- Task material:
━━━

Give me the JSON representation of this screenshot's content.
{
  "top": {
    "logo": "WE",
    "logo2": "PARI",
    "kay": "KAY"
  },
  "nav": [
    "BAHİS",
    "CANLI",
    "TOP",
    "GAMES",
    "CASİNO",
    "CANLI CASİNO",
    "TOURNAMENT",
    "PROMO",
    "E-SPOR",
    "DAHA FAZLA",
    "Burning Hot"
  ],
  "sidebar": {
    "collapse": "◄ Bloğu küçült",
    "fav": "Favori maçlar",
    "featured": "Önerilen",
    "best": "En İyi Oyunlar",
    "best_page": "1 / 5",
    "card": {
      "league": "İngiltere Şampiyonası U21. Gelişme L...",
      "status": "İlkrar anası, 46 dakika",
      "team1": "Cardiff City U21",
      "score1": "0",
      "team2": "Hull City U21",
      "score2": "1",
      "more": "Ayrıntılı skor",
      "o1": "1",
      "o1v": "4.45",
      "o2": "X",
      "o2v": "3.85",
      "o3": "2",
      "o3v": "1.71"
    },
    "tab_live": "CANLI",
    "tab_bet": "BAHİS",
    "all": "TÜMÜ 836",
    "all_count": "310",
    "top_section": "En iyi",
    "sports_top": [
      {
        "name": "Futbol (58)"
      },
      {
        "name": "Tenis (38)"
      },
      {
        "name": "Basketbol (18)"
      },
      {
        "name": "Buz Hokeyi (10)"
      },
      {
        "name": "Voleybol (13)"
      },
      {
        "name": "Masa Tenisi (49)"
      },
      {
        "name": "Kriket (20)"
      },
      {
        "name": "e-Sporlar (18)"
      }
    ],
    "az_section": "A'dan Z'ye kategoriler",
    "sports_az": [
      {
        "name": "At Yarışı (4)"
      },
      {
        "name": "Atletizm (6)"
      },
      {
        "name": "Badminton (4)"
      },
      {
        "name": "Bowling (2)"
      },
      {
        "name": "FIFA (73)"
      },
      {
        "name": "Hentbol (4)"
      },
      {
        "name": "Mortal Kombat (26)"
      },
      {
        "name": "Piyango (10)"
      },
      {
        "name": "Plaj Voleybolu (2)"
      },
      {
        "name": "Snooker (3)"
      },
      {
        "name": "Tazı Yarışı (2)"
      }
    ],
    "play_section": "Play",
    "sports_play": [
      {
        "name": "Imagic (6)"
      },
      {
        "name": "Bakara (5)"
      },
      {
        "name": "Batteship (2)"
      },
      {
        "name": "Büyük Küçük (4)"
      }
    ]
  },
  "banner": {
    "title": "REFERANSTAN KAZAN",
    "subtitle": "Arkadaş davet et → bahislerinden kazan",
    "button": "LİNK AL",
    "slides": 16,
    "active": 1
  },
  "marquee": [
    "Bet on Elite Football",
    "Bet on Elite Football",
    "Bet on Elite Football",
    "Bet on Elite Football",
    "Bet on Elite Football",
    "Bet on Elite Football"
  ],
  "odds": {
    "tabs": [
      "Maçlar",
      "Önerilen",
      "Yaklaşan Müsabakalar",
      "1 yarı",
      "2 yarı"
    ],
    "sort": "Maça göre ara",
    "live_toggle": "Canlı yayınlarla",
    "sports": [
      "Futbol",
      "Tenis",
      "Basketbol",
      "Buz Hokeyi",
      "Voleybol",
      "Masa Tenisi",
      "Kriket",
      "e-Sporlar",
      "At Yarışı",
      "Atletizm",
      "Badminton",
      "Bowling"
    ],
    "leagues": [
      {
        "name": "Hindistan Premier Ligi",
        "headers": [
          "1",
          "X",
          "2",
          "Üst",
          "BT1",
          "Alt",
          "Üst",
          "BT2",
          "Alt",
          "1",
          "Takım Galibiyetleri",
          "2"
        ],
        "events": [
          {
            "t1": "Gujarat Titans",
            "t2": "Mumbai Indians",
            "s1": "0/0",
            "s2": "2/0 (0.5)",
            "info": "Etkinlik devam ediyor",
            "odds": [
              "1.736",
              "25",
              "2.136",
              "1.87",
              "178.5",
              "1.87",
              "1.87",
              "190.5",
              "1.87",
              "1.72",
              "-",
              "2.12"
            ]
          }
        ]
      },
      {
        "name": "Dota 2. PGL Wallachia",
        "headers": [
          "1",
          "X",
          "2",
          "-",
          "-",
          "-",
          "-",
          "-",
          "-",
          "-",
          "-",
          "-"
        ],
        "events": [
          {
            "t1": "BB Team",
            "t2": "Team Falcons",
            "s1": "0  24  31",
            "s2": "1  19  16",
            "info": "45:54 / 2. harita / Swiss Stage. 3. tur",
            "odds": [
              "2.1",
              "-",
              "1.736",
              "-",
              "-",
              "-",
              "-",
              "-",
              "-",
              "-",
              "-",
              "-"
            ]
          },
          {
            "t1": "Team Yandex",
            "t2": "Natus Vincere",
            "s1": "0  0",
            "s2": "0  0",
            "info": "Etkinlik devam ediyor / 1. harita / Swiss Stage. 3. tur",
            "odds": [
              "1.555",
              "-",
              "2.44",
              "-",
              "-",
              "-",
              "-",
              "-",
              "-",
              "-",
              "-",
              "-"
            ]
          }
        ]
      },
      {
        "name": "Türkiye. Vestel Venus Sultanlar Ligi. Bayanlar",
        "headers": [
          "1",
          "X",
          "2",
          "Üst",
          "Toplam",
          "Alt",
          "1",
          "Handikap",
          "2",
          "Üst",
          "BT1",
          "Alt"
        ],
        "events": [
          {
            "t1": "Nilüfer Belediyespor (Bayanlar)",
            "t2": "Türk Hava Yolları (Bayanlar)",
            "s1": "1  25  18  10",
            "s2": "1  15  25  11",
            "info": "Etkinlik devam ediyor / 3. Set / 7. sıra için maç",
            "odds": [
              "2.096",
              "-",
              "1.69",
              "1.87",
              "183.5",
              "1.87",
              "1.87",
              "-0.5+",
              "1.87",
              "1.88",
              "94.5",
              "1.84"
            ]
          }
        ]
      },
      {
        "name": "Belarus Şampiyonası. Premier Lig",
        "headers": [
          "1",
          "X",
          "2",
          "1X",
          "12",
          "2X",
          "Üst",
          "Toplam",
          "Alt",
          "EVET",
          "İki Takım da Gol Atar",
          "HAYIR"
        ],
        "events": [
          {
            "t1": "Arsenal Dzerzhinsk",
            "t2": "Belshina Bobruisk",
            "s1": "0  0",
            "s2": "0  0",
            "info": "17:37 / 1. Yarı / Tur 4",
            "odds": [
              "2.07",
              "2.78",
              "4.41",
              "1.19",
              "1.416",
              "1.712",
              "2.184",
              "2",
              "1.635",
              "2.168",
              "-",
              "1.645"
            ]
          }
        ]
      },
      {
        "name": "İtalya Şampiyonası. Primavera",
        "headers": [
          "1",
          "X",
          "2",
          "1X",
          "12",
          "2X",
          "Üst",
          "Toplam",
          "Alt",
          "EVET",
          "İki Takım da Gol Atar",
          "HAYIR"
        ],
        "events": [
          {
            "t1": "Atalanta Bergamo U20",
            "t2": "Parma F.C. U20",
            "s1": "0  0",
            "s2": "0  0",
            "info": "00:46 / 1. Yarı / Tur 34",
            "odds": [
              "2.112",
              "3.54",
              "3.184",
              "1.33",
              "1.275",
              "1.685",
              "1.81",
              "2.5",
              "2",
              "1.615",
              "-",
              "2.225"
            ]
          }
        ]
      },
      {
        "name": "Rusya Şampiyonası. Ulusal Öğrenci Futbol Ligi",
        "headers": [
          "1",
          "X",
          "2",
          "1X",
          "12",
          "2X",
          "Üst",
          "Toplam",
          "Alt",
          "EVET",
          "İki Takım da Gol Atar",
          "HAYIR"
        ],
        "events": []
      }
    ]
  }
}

━━━

- Instruction: Print the records above exactly as they appear.

- Task response:
Give me the JSON representation of this screenshot's content.
{
  "top": {
    "logo": "WE",
    "logo2": "PARI",
    "kay": "KAY"
  },
  "nav": [
    "BAHİS",
    "CANLI",
    "TOP",
    "GAMES",
    "CASİNO",
    "CANLI CASİNO",
    "TOURNAMENT",
    "PROMO",
    "E-SPOR",
    "DAHA FAZLA",
    "Burning Hot"
  ],
  "sidebar": {
    "collapse": "◄ Bloğu küçült",
    "fav": "Favori maçlar",
    "featured": "Önerilen",
    "best": "En İyi Oyunlar",
    "best_page": "1 / 5",
    "card": {
      "league": "İngiltere Şampiyonası U21. Gelişme L...",
      "status": "İlkrar anası, 46 dakika",
      "team1": "Cardiff City U21",
      "score1": "0",
      "team2": "Hull City U21",
      "score2": "1",
      "more": "Ayrıntılı skor",
      "o1": "1",
      "o1v": "4.45",
      "o2": "X",
      "o2v": "3.85",
      "o3": "2",
      "o3v": "1.71"
    },
    "tab_live": "CANLI",
    "tab_bet": "BAHİS",
    "all": "TÜMÜ 836",
    "all_count": "310",
    "top_section": "En iyi",
    "sports_top": [
      {
        "name": "Futbol (58)"
      },
      {
        "name": "Tenis (38)"
      },
      {
        "name": "Basketbol (18)"
      },
      {
        "name": "Buz Hokeyi (10)"
      },
      {
        "name": "Voleybol (13)"
      },
      {
        "name": "Masa Tenisi (49)"
      },
      {
        "name": "Kriket (20)"
      },
      {
        "name": "e-Sporlar (18)"
      }
    ],
    "az_section": "A'dan Z'ye kategoriler",
    "sports_az": [
      {
        "name": "At Yarışı (4)"
      },
      {
        "name": "Atletizm (6)"
      },
      {
        "name": "Badminton (4)"
      },
      {
        "name": "Bowling (2)"
      },
      {
        "name": "FIFA (73)"
      },
      {
        "name": "Hentbol (4)"
      },
      {
        "name": "Mortal Kombat (26)"
      },
      {
        "name": "Piyango (10)"
      },
      {
        "name": "Plaj Voleybolu (2)"
      },
      {
        "name": "Snooker (3)"
      },
      {
        "name": "Tazı Yarışı (2)"
      }
    ],
    "play_section": "Play",
    "sports_play": [
      {
        "name": "Imagic (6)"
      },
      {
        "name": "Bakara (5)"
      },
      {
        "name": "Batteship (2)"
      },
      {
        "name": "Büyük Küçük (4)"
      }
    ]
  },
  "banner": {
    "title": "REFERANSTAN KAZAN",
    "subtitle": "Arkadaş davet et → bahislerinden kazan",
    "button": "LİNK AL",
    "slides": 16,
    "active": 1
  },
  "marquee": [
    "Bet on Elite Football",
    "Bet on Elite Football",
    "Bet on Elite Football",
    "Bet on Elite Football",
    "Bet on Elite Football",
    "Bet on Elite Football"
  ],
  "odds": {
    "tabs": [
      "Maçlar",
      "Önerilen",
      "Yaklaşan Müsabakalar",
      "1 yarı",
      "2 yarı"
    ],
    "sort": "Maça göre ara",
    "live_toggle": "Canlı yayınlarla",
    "sports": [
      "Futbol",
      "Tenis",
      "Basketbol",
      "Buz Hokeyi",
      "Voleybol",
      "Masa Tenisi",
      "Kriket",
      "e-Sporlar",
      "At Yarışı",
      "Atletizm",
      "Badminton",
      "Bowling"
    ],
    "leagues": [
      {
        "name": "Hindistan Premier Ligi",
        "headers": [
          "1",
          "X",
          "2",
          "Üst",
          "BT1",
          "Alt",
          "Üst",
          "BT2",
          "Alt",
          "1",
          "Takım Galibiyetleri",
          "2"
        ],
        "events": [
          {
            "t1": "Gujarat Titans",
            "t2": "Mumbai Indians",
            "s1": "0/0",
            "s2": "2/0 (0.5)",
            "info": "Etkinlik devam ediyor",
            "odds": [
              "1.736",
              "25",
              "2.136",
              "1.87",
              "178.5",
              "1.87",
              "1.87",
              "190.5",
              "1.87",
              "1.72",
              "-",
              "2.12"
            ]
          }
        ]
      },
      {
        "name": "Dota 2. PGL Wallachia",
        "headers": [
          "1",
          "X",
          "2",
          "-",
          "-",
          "-",
          "-",
          "-",
          "-",
          "-",
          "-",
          "-"
        ],
        "events": [
          {
            "t1": "BB Team",
            "t2": "Team Falcons",
            "s1": "0  24  31",
            "s2": "1  19  16",
            "info": "45:54 / 2. harita / Swiss Stage. 3. tur",
            "odds": [
              "2.1",
              "-",
              "1.736",
              "-",
              "-",
              "-",
              "-",
              "-",
              "-",
              "-",
              "-",
              "-"
            ]
          },
          {
            "t1": "Team Yandex",
            "t2": "Natus Vincere",
            "s1": "0  0",
            "s2": "0  0",
            "info": "Etkinlik devam ediyor / 1. harita / Swiss Stage. 3. tur",
            "odds": [
              "1.555",
              "-",
              "2.44",
              "-",
              "-",
              "-",
              "-",
              "-",
              "-",
              "-",
              "-",
              "-"
            ]
          }
        ]
      },
      {
        "name": "Türkiye. Vestel Venus Sultanlar Ligi. Bayanlar",
        "headers": [
          "1",
          "X",
          "2",
          "Üst",
          "Toplam",
          "Alt",
          "1",
          "Handikap",
          "2",
          "Üst",
          "BT1",
          "Alt"
        ],
        "events": [
          {
            "t1": "Nilüfer Belediyespor (Bayanlar)",
            "t2": "Türk Hava Yolları (Bayanlar)",
            "s1": "1  25  18  10",
            "s2": "1  15  25  11",
            "info": "Etkinlik devam ediyor / 3. Set / 7. sıra için maç",
            "odds": [
              "2.096",
              "-",
              "1.69",
              "1.87",
              "183.5",
              "1.87",
              "1.87",
              "-0.5+",
              "1.87",
              "1.88",
              "94.5",
              "1.84"
            ]
          }
        ]
      },
      {
        "name": "Belarus Şampiyonası. Premier Lig",
        "headers": [
          "1",
          "X",
          "2",
          "1X",
          "12",
          "2X",
          "Üst",
          "Toplam",
          "Alt",
          "EVET",
          "İki Takım da Gol Atar",
          "HAYIR"
        ],
        "events": [
          {
            "t1": "Arsenal Dzerzhinsk",
            "t2": "Belshina Bobruisk",
            "s1": "0  0",
            "s2": "0  0",
            "info": "17:37 / 1. Yarı / Tur 4",
            "odds": [
              "2.07",
              "2.78",
              "4.41",
              "1.19",
              "1.416",
              "1.712",
              "2.184",
              "2",
              "1.635",
              "2.168",
              "-",
              "1.645"
            ]
          }
        ]
      },
      {
        "name": "İtalya Şampiyonası. Primavera",
        "headers": [
          "1",
          "X",
          "2",
          "1X",
          "12",
          "2X",
          "Üst",
          "Toplam",
          "Alt",
          "EVET",
          "İki Takım da Gol Atar",
          "HAYIR"
        ],
        "events": [
          {
            "t1": "Atalanta Bergamo U20",
            "t2": "Parma F.C. U20",
            "s1": "0  0",
            "s2": "0  0",
            "info": "00:46 / 1. Yarı / Tur 34",
            "odds": [
              "2.112",
              "3.54",
              "3.184",
              "1.33",
              "1.275",
              "1.685",
              "1.81",
              "2.5",
              "2",
              "1.615",
              "-",
              "2.225"
            ]
          }
        ]
      },
      {
        "name": "Rusya Şampiyonası. Ulusal Öğrenci Futbol Ligi",
        "headers": [
          "1",
          "X",
          "2",
          "1X",
          "12",
          "2X",
          "Üst",
          "Toplam",
          "Alt",
          "EVET",
          "İki Takım da Gol Atar",
          "HAYIR"
        ],
        "events": []
      }
    ]
  }
}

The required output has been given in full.